[Task goal] Copy out every line of the entries below that contains the string "wind", matching case exactly.
* begin Records supplied *
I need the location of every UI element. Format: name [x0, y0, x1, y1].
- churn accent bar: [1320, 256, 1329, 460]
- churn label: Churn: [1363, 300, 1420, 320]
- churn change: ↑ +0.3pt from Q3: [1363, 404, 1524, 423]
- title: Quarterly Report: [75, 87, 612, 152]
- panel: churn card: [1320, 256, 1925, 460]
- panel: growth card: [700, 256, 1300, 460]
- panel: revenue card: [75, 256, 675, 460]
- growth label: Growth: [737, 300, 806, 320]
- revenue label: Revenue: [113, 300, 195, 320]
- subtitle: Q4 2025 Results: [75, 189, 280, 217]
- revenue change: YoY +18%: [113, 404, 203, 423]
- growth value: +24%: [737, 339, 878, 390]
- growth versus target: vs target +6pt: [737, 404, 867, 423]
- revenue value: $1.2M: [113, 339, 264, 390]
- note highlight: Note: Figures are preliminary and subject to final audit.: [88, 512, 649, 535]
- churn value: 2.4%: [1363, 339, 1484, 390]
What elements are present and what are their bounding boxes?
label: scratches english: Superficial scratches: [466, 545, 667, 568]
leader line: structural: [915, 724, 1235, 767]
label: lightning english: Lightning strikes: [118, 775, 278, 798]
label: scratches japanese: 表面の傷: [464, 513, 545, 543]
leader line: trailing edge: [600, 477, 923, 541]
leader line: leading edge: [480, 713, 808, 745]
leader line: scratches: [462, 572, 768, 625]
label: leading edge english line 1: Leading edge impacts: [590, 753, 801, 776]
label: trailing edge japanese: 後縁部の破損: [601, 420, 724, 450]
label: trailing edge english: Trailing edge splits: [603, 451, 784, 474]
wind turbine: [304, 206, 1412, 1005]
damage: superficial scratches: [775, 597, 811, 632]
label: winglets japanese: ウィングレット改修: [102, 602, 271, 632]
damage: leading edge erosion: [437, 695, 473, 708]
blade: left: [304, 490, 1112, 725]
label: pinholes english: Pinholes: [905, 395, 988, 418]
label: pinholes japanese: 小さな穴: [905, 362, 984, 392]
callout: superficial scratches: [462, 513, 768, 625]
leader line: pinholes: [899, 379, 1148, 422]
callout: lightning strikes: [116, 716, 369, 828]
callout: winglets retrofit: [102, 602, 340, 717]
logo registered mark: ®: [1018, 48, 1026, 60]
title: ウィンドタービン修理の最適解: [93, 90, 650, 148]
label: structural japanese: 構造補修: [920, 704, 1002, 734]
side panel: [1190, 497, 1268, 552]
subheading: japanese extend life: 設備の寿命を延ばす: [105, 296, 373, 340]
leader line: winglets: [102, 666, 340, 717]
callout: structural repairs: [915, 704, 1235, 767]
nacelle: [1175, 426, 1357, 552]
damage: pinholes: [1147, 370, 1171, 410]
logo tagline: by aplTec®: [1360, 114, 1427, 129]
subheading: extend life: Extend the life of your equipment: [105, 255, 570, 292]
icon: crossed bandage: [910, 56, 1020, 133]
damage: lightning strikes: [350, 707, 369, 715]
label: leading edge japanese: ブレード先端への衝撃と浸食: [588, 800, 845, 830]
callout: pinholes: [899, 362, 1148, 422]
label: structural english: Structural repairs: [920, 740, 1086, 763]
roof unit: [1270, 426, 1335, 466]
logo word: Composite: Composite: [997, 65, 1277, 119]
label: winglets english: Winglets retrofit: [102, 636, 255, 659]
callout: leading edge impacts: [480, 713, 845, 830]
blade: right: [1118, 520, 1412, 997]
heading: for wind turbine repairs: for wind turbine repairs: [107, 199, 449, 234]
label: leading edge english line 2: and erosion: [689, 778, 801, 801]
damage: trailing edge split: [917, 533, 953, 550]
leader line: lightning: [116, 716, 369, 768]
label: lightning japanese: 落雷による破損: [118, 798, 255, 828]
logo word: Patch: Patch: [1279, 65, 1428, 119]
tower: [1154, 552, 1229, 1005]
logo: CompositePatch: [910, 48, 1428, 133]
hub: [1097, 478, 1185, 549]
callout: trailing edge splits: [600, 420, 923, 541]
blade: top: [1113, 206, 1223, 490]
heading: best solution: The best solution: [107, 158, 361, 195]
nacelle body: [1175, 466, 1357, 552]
* end Records supplied *
[Exercise response]
wind turbine: [304, 206, 1412, 1005]
heading: for wind turbine repairs: for wind turbine repairs: [107, 199, 449, 234]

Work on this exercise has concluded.